- **EXERCISE PROMPT**: Using the records below, please work out how many lines contain "Hilda"; answer with the number alone.

— start —

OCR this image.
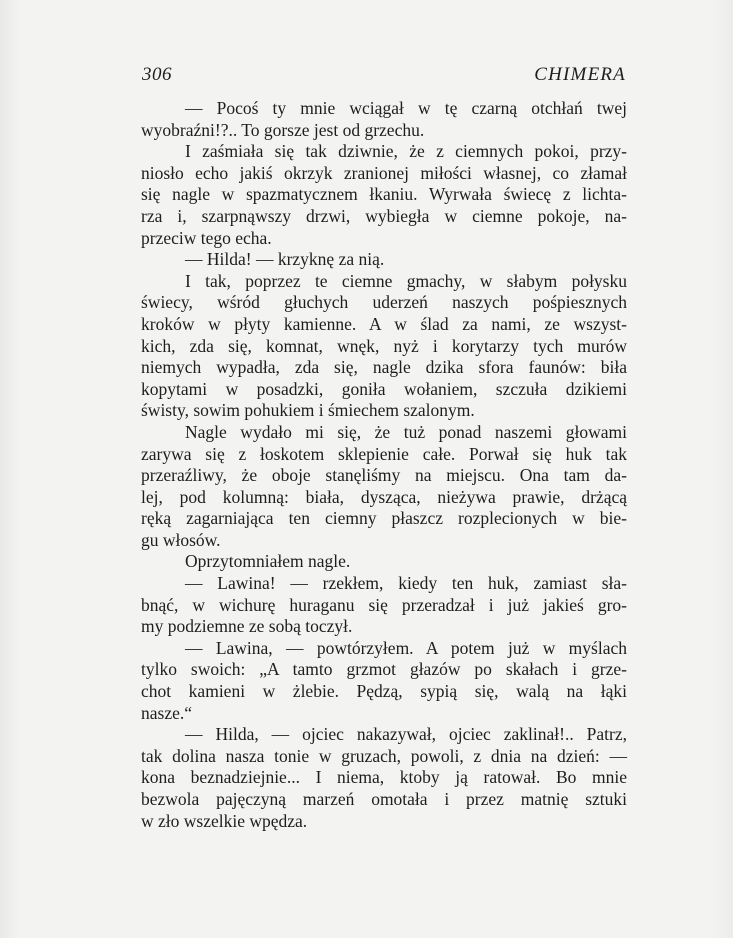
306	CHIMERA
— Pocoś ty mnie wciągał w tę czarną otchłań twej
wyobraźni!?.. To gorsze jest od grzechu.
I zaśmiała się tak dziwnie, że z ciemnych pokoi, przy-
niosło echo jakiś okrzyk zranionej miłości własnej, co złamał
się nagle w spazmatycznem łkaniu. Wyrwała świecę z lichta-
rza i, szarpnąwszy drzwi, wybiegła w ciemne pokoje, na-
przeciw tego echa.
— Hilda! — krzyknę za nią.
I tak, poprzez te ciemne gmachy, w słabym połysku
świecy, wśród głuchych uderzeń naszych pośpiesznych
kroków w płyty kamienne. A w ślad za nami, ze wszyst-
kich, zda się, komnat, wnęk, nyż i korytarzy tych murów
niemych wypadła, zda się, nagle dzika sfora faunów: biła
kopytami w posadzki, goniła wołaniem, szczuła dzikiemi
świsty, sowim pohukiem i śmiechem szalonym.
Nagle wydało mi się, że tuż ponad naszemi głowami
zarywa się z łoskotem sklepienie całe. Porwał się huk tak
przeraźliwy, że oboje stanęliśmy na miejscu. Ona tam da-
lej, pod kolumną: biała, dysząca, nieżywa prawie, drżącą
ręką zagarniająca ten ciemny płaszcz rozplecionych w bie-
gu włosów.
Oprzytomniałem nagle.
— Lawina! — rzekłem, kiedy ten huk, zamiast sła-
bnąć, w wichurę huraganu się przeradzał i już jakieś gro-
my podziemne ze sobą toczył.
— Lawina, — powtórzyłem. A potem już w myślach
tylko swoich: „A tamto grzmot głazów po skałach i grze-
chot kamieni w żlebie. Pędzą, sypią się, walą na łąki
nasze.“
— Hilda, — ojciec nakazywał, ojciec zaklinał!.. Patrz,
tak dolina nasza tonie w gruzach, powoli, z dnia na dzień: —
kona beznadziejnie... I niema, ktoby ją ratował. Bo mnie
bezwola pajęczyną marzeń omotała i przez matnię sztuki
w zło wszelkie wpędza.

— end —

- **CORRECT OUTPUT**: 2